▶ What to work on
In the listing that follows, count each line where the word "location" appears; write nothing but the count.

Stored data entries:
++++++++++

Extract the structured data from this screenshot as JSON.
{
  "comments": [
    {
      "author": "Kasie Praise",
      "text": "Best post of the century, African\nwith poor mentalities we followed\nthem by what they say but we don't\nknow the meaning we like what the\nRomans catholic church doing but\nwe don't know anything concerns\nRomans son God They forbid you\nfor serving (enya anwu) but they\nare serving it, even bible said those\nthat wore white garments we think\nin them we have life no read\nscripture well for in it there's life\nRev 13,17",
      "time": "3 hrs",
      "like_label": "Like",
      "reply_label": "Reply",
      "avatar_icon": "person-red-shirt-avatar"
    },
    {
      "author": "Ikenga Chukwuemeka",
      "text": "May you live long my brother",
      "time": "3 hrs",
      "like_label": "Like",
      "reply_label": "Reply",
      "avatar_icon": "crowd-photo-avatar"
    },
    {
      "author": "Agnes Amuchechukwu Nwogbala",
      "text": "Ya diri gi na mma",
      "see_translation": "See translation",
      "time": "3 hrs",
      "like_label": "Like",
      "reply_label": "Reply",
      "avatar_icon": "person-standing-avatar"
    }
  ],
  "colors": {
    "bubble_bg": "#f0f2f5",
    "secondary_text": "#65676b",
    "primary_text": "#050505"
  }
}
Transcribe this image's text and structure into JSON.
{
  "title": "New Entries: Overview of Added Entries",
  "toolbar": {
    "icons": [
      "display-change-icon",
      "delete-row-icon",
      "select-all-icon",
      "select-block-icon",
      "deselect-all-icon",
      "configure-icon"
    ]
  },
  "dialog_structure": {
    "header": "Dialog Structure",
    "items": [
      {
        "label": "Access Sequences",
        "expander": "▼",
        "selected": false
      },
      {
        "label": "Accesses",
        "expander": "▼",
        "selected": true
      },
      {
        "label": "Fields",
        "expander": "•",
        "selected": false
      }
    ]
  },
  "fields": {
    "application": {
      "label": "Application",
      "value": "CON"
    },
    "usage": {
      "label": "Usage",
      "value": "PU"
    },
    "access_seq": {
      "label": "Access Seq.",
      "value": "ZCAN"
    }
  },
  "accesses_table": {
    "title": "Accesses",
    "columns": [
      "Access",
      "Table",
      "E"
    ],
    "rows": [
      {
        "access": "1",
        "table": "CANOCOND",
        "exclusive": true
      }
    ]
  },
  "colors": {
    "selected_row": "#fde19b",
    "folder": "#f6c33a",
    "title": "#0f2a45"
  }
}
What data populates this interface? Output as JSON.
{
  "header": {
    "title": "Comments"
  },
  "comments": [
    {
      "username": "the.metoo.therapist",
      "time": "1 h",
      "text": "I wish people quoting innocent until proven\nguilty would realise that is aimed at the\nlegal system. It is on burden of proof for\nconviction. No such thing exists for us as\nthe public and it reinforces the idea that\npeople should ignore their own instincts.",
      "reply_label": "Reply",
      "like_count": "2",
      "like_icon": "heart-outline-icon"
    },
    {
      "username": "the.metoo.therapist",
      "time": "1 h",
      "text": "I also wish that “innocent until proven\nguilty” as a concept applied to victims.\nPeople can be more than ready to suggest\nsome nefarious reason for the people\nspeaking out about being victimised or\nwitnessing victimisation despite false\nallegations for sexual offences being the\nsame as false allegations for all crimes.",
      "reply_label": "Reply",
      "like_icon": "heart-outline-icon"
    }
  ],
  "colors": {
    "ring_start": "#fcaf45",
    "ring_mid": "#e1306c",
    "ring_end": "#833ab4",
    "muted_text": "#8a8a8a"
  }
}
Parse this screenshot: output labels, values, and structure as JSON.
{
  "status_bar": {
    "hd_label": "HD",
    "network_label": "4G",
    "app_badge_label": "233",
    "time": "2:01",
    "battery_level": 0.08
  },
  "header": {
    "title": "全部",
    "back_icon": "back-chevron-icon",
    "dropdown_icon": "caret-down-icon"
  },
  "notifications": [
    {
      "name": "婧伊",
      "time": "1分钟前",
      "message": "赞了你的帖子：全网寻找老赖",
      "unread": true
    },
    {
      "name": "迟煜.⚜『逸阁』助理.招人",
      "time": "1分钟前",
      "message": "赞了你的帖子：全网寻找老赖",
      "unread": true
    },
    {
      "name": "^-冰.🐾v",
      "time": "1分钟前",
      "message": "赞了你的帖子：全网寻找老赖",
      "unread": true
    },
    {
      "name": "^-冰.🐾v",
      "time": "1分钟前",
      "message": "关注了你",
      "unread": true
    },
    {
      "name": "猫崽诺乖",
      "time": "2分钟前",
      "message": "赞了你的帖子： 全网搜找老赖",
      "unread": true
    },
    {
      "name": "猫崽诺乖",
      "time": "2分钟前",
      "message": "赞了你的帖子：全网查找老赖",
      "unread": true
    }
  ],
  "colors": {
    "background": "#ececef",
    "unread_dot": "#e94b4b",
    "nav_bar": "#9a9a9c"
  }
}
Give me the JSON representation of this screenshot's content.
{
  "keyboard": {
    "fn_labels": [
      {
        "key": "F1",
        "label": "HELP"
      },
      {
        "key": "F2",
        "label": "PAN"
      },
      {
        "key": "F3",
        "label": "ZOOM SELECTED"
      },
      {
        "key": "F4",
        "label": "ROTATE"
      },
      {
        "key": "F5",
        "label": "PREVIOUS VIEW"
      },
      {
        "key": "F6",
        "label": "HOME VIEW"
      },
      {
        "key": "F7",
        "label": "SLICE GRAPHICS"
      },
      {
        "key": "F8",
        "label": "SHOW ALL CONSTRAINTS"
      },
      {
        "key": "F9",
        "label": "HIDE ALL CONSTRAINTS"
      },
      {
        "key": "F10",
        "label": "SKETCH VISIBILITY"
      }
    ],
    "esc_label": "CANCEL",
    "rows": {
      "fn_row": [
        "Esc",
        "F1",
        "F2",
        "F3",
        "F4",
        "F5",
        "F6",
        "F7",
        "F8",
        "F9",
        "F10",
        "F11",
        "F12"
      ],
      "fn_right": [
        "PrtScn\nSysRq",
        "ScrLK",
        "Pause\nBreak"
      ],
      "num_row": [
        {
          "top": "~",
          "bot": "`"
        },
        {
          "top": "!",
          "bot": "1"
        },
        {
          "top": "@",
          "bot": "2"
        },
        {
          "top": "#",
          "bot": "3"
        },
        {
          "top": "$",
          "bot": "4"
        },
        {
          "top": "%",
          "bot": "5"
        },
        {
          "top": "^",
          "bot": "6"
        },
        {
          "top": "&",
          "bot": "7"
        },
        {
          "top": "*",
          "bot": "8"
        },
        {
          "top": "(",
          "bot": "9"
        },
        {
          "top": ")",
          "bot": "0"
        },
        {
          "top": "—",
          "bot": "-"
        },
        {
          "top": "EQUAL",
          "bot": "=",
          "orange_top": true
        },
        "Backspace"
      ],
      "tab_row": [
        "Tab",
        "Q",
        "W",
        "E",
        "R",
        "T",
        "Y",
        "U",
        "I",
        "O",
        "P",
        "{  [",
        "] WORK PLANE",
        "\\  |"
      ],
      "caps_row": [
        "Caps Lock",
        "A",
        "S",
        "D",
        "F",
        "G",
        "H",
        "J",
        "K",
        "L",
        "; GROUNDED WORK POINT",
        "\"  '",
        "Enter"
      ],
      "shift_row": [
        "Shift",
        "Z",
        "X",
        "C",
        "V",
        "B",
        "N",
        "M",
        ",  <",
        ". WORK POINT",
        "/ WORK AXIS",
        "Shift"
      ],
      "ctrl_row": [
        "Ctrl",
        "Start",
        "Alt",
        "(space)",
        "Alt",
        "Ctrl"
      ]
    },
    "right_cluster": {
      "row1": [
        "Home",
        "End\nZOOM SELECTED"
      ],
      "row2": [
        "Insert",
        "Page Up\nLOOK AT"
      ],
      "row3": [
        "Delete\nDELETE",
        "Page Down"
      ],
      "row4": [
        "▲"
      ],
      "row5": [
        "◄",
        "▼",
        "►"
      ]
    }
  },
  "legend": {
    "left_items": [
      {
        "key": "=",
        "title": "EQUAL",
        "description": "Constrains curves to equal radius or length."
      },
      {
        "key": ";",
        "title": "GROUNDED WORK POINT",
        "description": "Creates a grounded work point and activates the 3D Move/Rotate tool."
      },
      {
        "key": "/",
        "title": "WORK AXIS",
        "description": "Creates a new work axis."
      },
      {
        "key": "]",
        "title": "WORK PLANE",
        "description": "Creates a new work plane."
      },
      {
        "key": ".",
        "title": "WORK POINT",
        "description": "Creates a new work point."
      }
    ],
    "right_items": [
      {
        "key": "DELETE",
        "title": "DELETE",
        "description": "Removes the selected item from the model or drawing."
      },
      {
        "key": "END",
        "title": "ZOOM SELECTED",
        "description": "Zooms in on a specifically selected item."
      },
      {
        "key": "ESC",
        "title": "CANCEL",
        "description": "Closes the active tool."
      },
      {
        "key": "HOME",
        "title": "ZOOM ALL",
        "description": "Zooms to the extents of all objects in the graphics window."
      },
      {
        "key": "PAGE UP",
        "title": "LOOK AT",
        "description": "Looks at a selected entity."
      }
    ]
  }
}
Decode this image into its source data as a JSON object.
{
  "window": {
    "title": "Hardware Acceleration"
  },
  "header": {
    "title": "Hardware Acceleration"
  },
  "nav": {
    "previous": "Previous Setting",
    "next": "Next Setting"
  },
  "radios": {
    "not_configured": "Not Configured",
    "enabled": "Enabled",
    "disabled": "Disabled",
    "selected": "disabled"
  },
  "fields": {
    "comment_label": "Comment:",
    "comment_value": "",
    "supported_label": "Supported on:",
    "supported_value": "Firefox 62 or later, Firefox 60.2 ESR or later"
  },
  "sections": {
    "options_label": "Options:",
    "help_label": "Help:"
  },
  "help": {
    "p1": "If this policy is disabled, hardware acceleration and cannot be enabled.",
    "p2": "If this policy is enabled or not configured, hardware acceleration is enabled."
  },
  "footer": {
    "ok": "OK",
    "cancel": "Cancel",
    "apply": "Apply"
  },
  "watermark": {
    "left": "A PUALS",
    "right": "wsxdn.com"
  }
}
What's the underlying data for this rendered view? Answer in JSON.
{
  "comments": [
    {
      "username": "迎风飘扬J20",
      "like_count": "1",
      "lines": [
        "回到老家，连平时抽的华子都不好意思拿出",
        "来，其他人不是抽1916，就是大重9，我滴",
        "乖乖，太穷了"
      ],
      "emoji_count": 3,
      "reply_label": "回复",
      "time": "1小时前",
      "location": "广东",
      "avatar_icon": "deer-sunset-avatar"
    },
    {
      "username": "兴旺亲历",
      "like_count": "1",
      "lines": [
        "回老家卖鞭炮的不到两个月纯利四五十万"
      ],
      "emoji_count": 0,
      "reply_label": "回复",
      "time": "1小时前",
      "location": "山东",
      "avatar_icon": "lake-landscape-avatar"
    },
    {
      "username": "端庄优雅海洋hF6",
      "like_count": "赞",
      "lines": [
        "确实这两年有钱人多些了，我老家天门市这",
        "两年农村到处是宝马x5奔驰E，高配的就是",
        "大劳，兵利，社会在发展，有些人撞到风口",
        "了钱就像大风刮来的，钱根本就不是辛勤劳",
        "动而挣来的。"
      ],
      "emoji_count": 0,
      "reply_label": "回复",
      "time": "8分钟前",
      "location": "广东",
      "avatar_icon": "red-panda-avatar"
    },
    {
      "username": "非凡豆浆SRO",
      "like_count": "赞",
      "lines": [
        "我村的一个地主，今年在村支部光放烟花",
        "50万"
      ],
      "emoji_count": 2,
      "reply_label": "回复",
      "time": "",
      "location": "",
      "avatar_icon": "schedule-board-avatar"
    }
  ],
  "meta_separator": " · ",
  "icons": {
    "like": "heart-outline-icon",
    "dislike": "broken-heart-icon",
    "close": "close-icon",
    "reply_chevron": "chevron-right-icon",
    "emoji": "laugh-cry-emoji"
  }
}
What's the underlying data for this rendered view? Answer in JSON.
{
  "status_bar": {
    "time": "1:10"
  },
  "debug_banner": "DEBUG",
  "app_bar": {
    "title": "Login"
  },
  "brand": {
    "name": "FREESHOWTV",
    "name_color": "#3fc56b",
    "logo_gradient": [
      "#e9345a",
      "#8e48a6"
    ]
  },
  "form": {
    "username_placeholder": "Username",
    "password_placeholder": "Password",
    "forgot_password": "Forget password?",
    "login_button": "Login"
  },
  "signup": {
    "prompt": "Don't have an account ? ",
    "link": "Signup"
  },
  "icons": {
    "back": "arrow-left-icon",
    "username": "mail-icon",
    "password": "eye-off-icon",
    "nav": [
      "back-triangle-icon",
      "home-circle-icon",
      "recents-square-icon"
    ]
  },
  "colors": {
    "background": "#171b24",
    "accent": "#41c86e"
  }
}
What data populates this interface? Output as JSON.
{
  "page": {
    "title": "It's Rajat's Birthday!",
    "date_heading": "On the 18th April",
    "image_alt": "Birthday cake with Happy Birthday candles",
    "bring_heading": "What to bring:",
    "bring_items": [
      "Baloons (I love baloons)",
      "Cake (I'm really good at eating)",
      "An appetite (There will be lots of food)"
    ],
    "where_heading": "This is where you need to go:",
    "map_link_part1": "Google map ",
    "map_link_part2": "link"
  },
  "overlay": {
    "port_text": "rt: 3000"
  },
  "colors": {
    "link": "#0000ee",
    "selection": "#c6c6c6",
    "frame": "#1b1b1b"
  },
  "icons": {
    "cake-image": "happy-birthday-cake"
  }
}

++++++++++

▶ Right answer
4